> Required work
Every record must be written out once more, with nothing added or omitted.
..............................
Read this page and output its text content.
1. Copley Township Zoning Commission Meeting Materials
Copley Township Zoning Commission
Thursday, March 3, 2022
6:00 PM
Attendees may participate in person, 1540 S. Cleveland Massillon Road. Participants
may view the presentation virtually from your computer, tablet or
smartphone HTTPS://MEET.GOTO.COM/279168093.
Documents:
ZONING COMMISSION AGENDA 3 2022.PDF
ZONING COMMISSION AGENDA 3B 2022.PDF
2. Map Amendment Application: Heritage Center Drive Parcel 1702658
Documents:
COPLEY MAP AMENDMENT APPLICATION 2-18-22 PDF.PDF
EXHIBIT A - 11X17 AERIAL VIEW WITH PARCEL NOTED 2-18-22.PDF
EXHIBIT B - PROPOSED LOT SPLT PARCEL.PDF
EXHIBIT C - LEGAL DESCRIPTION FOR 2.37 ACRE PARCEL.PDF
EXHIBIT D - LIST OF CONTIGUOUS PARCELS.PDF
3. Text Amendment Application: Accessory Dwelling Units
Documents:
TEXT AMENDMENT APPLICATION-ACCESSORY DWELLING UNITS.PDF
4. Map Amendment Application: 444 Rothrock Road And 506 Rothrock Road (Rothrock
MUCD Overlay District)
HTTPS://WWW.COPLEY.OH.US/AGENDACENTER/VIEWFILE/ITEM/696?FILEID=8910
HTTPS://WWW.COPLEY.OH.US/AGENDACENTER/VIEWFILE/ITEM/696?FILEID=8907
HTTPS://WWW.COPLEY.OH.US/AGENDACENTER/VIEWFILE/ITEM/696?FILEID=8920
..............................
> Answer to the task
Read this page and output its text content.
1. Copley Township Zoning Commission Meeting Materials
Copley Township Zoning Commission
Thursday, March 3, 2022
6:00 PM
Attendees may participate in person, 1540 S. Cleveland Massillon Road. Participants
may view the presentation virtually from your computer, tablet or
smartphone HTTPS://MEET.GOTO.COM/279168093.
Documents:
ZONING COMMISSION AGENDA 3 2022.PDF
ZONING COMMISSION AGENDA 3B 2022.PDF
2. Map Amendment Application: Heritage Center Drive Parcel 1702658
Documents:
COPLEY MAP AMENDMENT APPLICATION 2-18-22 PDF.PDF
EXHIBIT A - 11X17 AERIAL VIEW WITH PARCEL NOTED 2-18-22.PDF
EXHIBIT B - PROPOSED LOT SPLT PARCEL.PDF
EXHIBIT C - LEGAL DESCRIPTION FOR 2.37 ACRE PARCEL.PDF
EXHIBIT D - LIST OF CONTIGUOUS PARCELS.PDF
3. Text Amendment Application: Accessory Dwelling Units
Documents:
TEXT AMENDMENT APPLICATION-ACCESSORY DWELLING UNITS.PDF
4. Map Amendment Application: 444 Rothrock Road And 506 Rothrock Road (Rothrock
MUCD Overlay District)
HTTPS://WWW.COPLEY.OH.US/AGENDACENTER/VIEWFILE/ITEM/696?FILEID=8910
HTTPS://WWW.COPLEY.OH.US/AGENDACENTER/VIEWFILE/ITEM/696?FILEID=8907
HTTPS://WWW.COPLEY.OH.US/AGENDACENTER/VIEWFILE/ITEM/696?FILEID=8920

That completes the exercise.